Brief A:
In the excerpt about the Montana radio host, in what year did Stokes' show begin?
Brief B:
Turn the paragraph beginning "Stokes’ show has developed a large following" in the excerpt about the Montana radio host into a short bulleted list that keeps its main facts.

Excerpt to read:

When Ray Rasker, director of the Sonoran
Institute’s SocioEconomics program, traveled to
Montana’s Flathead Valley recently to lead a training
workshop for local environmentalists, he was pleasantly surprised.
“I’d always remembered that the environmental community
up there was very divided,” says Rasker, who lives in
Bozeman, Mont., “but we had 50 enviros all in the same room,
and they were getting along great. I asked them,
‘What’s going on here?’ ”
John
Stokes was going on. Stokes is northwestern Montana’s
right-wing shock jock, who, as HCN editor in the field Ray Ring
reports, regularly bashes environmentalists, women, federal
agencies and anyone else associated with a progressive
cause.
Stokes’ show has developed a large following,
and his rhetoric has sparked some nasty behavior among his more
ardent followers: Since his show began in 2000, environmentalists
have had their property vandalized and their answering machines
filled with threatening messages.

Data listing:
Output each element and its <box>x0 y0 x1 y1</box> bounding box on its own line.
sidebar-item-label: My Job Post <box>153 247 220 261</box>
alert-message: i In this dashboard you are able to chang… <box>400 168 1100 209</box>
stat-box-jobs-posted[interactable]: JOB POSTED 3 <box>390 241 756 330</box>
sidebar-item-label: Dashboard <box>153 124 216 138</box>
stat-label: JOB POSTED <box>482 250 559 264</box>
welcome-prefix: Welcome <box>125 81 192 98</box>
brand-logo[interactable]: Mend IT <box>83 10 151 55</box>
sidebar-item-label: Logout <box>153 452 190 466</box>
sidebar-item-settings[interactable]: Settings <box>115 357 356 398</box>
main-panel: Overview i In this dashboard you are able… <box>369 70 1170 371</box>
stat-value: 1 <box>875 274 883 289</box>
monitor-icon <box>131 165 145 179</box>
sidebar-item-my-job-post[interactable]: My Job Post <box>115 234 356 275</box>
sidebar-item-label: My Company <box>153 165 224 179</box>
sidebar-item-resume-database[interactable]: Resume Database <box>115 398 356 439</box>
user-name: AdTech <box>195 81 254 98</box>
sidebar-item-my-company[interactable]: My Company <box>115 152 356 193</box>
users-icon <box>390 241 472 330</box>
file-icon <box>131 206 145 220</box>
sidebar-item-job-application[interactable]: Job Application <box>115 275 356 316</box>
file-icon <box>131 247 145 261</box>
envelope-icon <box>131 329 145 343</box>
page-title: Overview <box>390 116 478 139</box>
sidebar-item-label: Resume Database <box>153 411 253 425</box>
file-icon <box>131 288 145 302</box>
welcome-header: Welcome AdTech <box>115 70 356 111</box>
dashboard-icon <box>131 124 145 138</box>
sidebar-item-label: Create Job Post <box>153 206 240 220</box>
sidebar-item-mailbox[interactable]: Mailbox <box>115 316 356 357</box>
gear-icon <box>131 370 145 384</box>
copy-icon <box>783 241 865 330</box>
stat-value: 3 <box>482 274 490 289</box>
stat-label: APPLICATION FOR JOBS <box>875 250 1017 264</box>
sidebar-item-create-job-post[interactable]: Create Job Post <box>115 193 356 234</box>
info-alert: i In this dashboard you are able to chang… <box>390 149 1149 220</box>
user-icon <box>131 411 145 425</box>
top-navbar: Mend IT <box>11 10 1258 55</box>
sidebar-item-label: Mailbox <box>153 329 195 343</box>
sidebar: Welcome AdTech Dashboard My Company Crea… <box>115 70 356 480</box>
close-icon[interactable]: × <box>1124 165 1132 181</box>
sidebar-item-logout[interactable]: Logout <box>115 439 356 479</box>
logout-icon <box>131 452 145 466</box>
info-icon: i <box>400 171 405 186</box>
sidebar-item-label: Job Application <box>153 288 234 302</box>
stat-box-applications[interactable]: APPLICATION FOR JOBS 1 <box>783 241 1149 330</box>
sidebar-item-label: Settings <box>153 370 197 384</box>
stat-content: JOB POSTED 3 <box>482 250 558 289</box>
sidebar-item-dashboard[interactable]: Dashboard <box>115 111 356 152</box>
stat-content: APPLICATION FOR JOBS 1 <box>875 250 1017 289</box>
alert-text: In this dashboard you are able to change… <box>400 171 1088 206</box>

Solution A:
2000

Solution B:
- Stokes' show has a large following.
- His rhetoric has sparked nasty behavior among his more ardent followers.
- Since the show began in 2000, environmentalists have had their property vandalized.
- Their answering machines have been filled with threatening messages.